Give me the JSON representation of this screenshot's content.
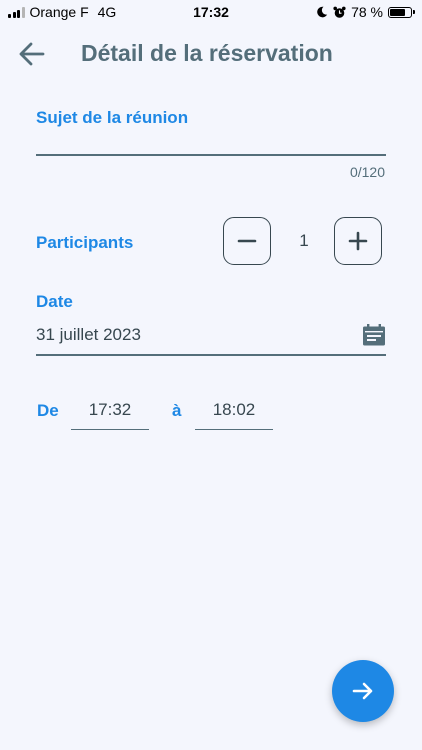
{
  "status_bar": {
    "carrier": "Orange F",
    "network": "4G",
    "time": "17:32",
    "battery_percent": "78 %",
    "battery_level": 0.78,
    "icons": [
      "signal-icon",
      "moon-icon",
      "alarm-icon",
      "battery-icon"
    ]
  },
  "header": {
    "title": "Détail de la réservation",
    "back_icon": "arrow-left-icon"
  },
  "form": {
    "subject": {
      "label": "Sujet de la réunion",
      "value": "",
      "counter": "0/120"
    },
    "participants": {
      "label": "Participants",
      "value": "1",
      "decrement_icon": "minus-icon",
      "increment_icon": "plus-icon"
    },
    "date": {
      "label": "Date",
      "value": "31 juillet 2023",
      "icon": "calendar-icon"
    },
    "time": {
      "from_label": "De",
      "from": "17:32",
      "to_label": "à",
      "to": "18:02"
    }
  },
  "fab": {
    "icon": "arrow-right-icon"
  },
  "colors": {
    "accent": "#1e88e5",
    "text": "#37474f",
    "title": "#546e7a",
    "background": "#f4f6fd"
  }
}
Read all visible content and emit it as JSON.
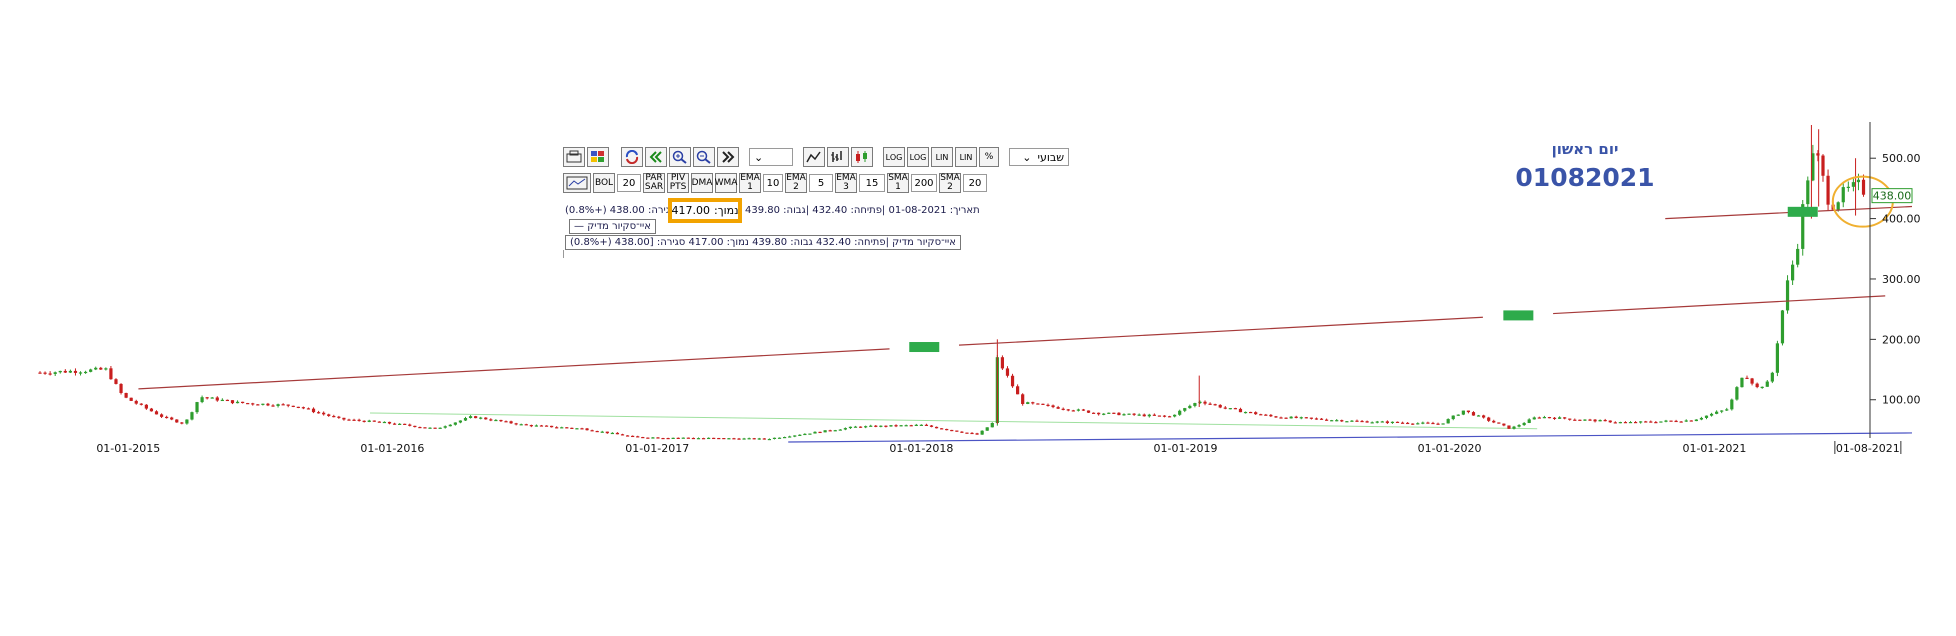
{
  "toolbar": {
    "period_select": "שבועי",
    "sma_labels": [
      "SMA 1",
      "SMA 2"
    ],
    "ema_labels": [
      "EMA 1",
      "EMA 2",
      "EMA 3"
    ],
    "buttons": {
      "bol": "BOL",
      "par_sar": "PAR SAR",
      "piv_pts": "PIV PTS",
      "dma": "DMA",
      "wma": "WMA",
      "log1": "LOG",
      "log2": "LOG",
      "lin1": "LIN",
      "lin2": "LIN",
      "percent": "%"
    },
    "fields": {
      "bol": "20",
      "ema1": "10",
      "ema2": "5",
      "ema3": "15",
      "sma1": "200",
      "sma2": "20"
    },
    "info_line": "תאריך: 01-08-2021 |פתיחה: 432.40 |גבוה: 439.80",
    "info_close": "סגירה: 438.00 (+0.8%)",
    "low_label": "נמוך:",
    "low_value": "417.00",
    "legend_label": "איי־סקיור מדיק",
    "legend_line": "איי־סקיור מדיק |פתיחה: 432.40  גבוה: 439.80  נמוך: 417.00  סגירה: [438.00 (+0.8%)"
  },
  "annotation": {
    "day_text": "יום ראשון",
    "date_text": "01082021"
  },
  "colors": {
    "up": "#2e9d2e",
    "down": "#c81e1e",
    "trend_line": "#a63a3a",
    "support_line": "#4b54c4",
    "ma_line": "#9fe09f",
    "marker": "#2eab4b",
    "circle": "#f0b030",
    "highlight": "#f2a300"
  },
  "chart_data": {
    "type": "candlestick",
    "title": "",
    "xlabel": "",
    "ylabel": "",
    "y_axis": "right",
    "ylim": [
      30,
      555
    ],
    "yticks": [
      100,
      200,
      300,
      400,
      500
    ],
    "ytick_labels": [
      "100.00",
      "200.00",
      "300.00",
      "400.00",
      "500.00"
    ],
    "x_tick_labels": [
      "01-01-2015",
      "01-01-2016",
      "01-01-2017",
      "01-01-2018",
      "01-01-2019",
      "01-01-2020",
      "01-01-2021",
      "01-08-2021"
    ],
    "current_value": 438.0,
    "current_value_label": "438.00",
    "xlim": [
      "2014-09-01",
      "2021-10-01"
    ],
    "series_keyframes": [
      [
        "2014-09-01",
        145
      ],
      [
        "2014-12-01",
        150
      ],
      [
        "2014-12-25",
        105
      ],
      [
        "2015-02-20",
        70
      ],
      [
        "2015-03-20",
        60
      ],
      [
        "2015-04-10",
        105
      ],
      [
        "2015-06-01",
        95
      ],
      [
        "2015-08-20",
        90
      ],
      [
        "2015-10-20",
        68
      ],
      [
        "2015-12-20",
        62
      ],
      [
        "2016-03-01",
        52
      ],
      [
        "2016-04-20",
        72
      ],
      [
        "2016-07-01",
        58
      ],
      [
        "2016-09-20",
        52
      ],
      [
        "2016-12-01",
        38
      ],
      [
        "2017-06-01",
        35
      ],
      [
        "2017-10-01",
        55
      ],
      [
        "2018-01-01",
        58
      ],
      [
        "2018-03-20",
        42
      ],
      [
        "2018-04-10",
        62
      ],
      [
        "2018-04-16",
        168
      ],
      [
        "2018-05-20",
        95
      ],
      [
        "2018-09-01",
        78
      ],
      [
        "2018-12-10",
        72
      ],
      [
        "2019-01-20",
        98
      ],
      [
        "2019-03-01",
        85
      ],
      [
        "2019-05-01",
        72
      ],
      [
        "2019-09-01",
        64
      ],
      [
        "2019-12-20",
        60
      ],
      [
        "2020-01-20",
        82
      ],
      [
        "2020-03-25",
        52
      ],
      [
        "2020-05-01",
        72
      ],
      [
        "2020-09-01",
        62
      ],
      [
        "2020-12-01",
        66
      ],
      [
        "2021-01-20",
        85
      ],
      [
        "2021-02-10",
        145
      ],
      [
        "2021-03-01",
        120
      ],
      [
        "2021-03-20",
        130
      ],
      [
        "2021-04-10",
        285
      ],
      [
        "2021-04-25",
        350
      ],
      [
        "2021-05-08",
        460
      ],
      [
        "2021-05-20",
        515
      ],
      [
        "2021-06-10",
        420
      ],
      [
        "2021-07-01",
        445
      ],
      [
        "2021-07-20",
        455
      ],
      [
        "2021-08-01",
        438
      ]
    ],
    "trend_lines": [
      {
        "from": [
          "2015-01-15",
          118
        ],
        "to": [
          "2021-08-25",
          272
        ]
      },
      {
        "from": [
          "2020-10-25",
          400
        ],
        "to": [
          "2021-10-01",
          420
        ]
      }
    ],
    "support_line": {
      "from": [
        "2017-07-01",
        30
      ],
      "to": [
        "2021-10-01",
        45
      ]
    },
    "ma_line": {
      "from": [
        "2015-12-01",
        78
      ],
      "to": [
        "2020-05-01",
        52
      ]
    }
  }
}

> What is required
Pick out all the lines with the word "סגירה" in them and copy them.

> Expected answer
    "info_close": "סגירה: 438.00 (+0.8%)",
    "legend_line": "איי־סקיור מדיק |פתיחה: 432.40  גבוה: 439.80  נמוך: 417.00  סגירה: [438.00 (+0.8%)"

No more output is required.